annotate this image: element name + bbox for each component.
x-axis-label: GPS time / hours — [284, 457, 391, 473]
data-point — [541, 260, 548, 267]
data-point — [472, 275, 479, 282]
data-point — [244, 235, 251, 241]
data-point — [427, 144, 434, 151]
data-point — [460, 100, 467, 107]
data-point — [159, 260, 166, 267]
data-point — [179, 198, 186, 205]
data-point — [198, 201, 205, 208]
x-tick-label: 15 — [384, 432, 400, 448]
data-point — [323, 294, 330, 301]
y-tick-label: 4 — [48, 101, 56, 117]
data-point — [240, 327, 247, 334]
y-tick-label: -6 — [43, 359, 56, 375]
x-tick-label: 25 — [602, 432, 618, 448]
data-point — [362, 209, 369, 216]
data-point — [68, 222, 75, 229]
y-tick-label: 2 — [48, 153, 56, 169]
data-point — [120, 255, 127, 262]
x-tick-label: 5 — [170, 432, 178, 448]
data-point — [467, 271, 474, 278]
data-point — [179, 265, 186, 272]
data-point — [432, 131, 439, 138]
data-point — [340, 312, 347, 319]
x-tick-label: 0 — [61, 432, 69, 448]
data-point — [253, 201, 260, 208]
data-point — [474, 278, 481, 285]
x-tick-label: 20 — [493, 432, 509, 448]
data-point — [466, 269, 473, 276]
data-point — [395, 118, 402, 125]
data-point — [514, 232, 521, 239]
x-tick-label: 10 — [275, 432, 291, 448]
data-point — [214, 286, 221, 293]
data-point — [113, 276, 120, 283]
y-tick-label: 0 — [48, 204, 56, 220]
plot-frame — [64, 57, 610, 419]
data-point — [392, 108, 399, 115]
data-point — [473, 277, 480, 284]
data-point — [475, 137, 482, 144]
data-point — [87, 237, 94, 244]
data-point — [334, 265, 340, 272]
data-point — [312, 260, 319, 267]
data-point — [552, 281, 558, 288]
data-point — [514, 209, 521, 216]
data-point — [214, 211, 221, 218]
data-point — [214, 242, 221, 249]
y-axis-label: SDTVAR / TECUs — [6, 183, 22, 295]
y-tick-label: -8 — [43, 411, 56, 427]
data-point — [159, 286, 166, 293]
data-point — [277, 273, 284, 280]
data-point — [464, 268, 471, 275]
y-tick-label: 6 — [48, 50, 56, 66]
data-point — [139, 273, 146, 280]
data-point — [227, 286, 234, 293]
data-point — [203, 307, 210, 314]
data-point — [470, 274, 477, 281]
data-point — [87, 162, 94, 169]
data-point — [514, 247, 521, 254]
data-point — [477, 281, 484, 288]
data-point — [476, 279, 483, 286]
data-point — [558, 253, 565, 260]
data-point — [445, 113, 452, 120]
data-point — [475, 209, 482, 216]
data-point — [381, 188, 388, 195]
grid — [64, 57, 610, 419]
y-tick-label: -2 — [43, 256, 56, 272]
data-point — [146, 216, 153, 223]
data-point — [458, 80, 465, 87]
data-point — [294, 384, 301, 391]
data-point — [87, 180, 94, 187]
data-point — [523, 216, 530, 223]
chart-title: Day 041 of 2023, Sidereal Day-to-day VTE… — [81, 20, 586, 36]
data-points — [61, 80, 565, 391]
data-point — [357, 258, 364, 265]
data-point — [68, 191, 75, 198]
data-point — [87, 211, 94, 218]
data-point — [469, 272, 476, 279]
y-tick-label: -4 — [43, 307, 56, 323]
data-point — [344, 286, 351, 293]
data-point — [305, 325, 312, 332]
══════════════════════════════
# [Requirement]
Write out the listing again, swapping "GPS" for "UTC" and leaving everything else unchanged.

# [Exercise answer]
annotate this image: element name + bbox for each component.
x-axis-label: UTC time / hours — [284, 457, 391, 473]
data-point — [541, 260, 548, 267]
data-point — [472, 275, 479, 282]
data-point — [244, 235, 251, 241]
data-point — [427, 144, 434, 151]
data-point — [460, 100, 467, 107]
data-point — [159, 260, 166, 267]
data-point — [179, 198, 186, 205]
data-point — [198, 201, 205, 208]
x-tick-label: 15 — [384, 432, 400, 448]
data-point — [323, 294, 330, 301]
y-tick-label: 4 — [48, 101, 56, 117]
data-point — [240, 327, 247, 334]
y-tick-label: -6 — [43, 359, 56, 375]
x-tick-label: 25 — [602, 432, 618, 448]
data-point — [362, 209, 369, 216]
data-point — [68, 222, 75, 229]
y-tick-label: 2 — [48, 153, 56, 169]
data-point — [120, 255, 127, 262]
x-tick-label: 5 — [170, 432, 178, 448]
data-point — [467, 271, 474, 278]
data-point — [179, 265, 186, 272]
data-point — [432, 131, 439, 138]
data-point — [340, 312, 347, 319]
x-tick-label: 0 — [61, 432, 69, 448]
data-point — [253, 201, 260, 208]
data-point — [474, 278, 481, 285]
x-tick-label: 20 — [493, 432, 509, 448]
data-point — [466, 269, 473, 276]
data-point — [395, 118, 402, 125]
data-point — [514, 232, 521, 239]
x-tick-label: 10 — [275, 432, 291, 448]
data-point — [214, 286, 221, 293]
data-point — [113, 276, 120, 283]
y-tick-label: 0 — [48, 204, 56, 220]
plot-frame — [64, 57, 610, 419]
data-point — [392, 108, 399, 115]
data-point — [473, 277, 480, 284]
data-point — [475, 137, 482, 144]
data-point — [87, 237, 94, 244]
data-point — [334, 265, 340, 272]
data-point — [312, 260, 319, 267]
data-point — [552, 281, 558, 288]
data-point — [514, 209, 521, 216]
data-point — [214, 211, 221, 218]
data-point — [214, 242, 221, 249]
y-axis-label: SDTVAR / TECUs — [6, 183, 22, 295]
y-tick-label: -8 — [43, 411, 56, 427]
data-point — [159, 286, 166, 293]
data-point — [277, 273, 284, 280]
data-point — [464, 268, 471, 275]
y-tick-label: 6 — [48, 50, 56, 66]
data-point — [139, 273, 146, 280]
data-point — [227, 286, 234, 293]
data-point — [203, 307, 210, 314]
data-point — [470, 274, 477, 281]
data-point — [87, 162, 94, 169]
data-point — [514, 247, 521, 254]
data-point — [477, 281, 484, 288]
data-point — [476, 279, 483, 286]
data-point — [558, 253, 565, 260]
data-point — [445, 113, 452, 120]
data-point — [475, 209, 482, 216]
data-point — [381, 188, 388, 195]
grid — [64, 57, 610, 419]
y-tick-label: -2 — [43, 256, 56, 272]
data-point — [146, 216, 153, 223]
data-point — [458, 80, 465, 87]
data-point — [294, 384, 301, 391]
data-point — [87, 180, 94, 187]
data-point — [523, 216, 530, 223]
chart-title: Day 041 of 2023, Sidereal Day-to-day VTE… — [81, 20, 586, 36]
data-points — [61, 80, 565, 391]
data-point — [357, 258, 364, 265]
data-point — [68, 191, 75, 198]
data-point — [87, 211, 94, 218]
data-point — [469, 272, 476, 279]
y-tick-label: -4 — [43, 307, 56, 323]
data-point — [344, 286, 351, 293]
data-point — [305, 325, 312, 332]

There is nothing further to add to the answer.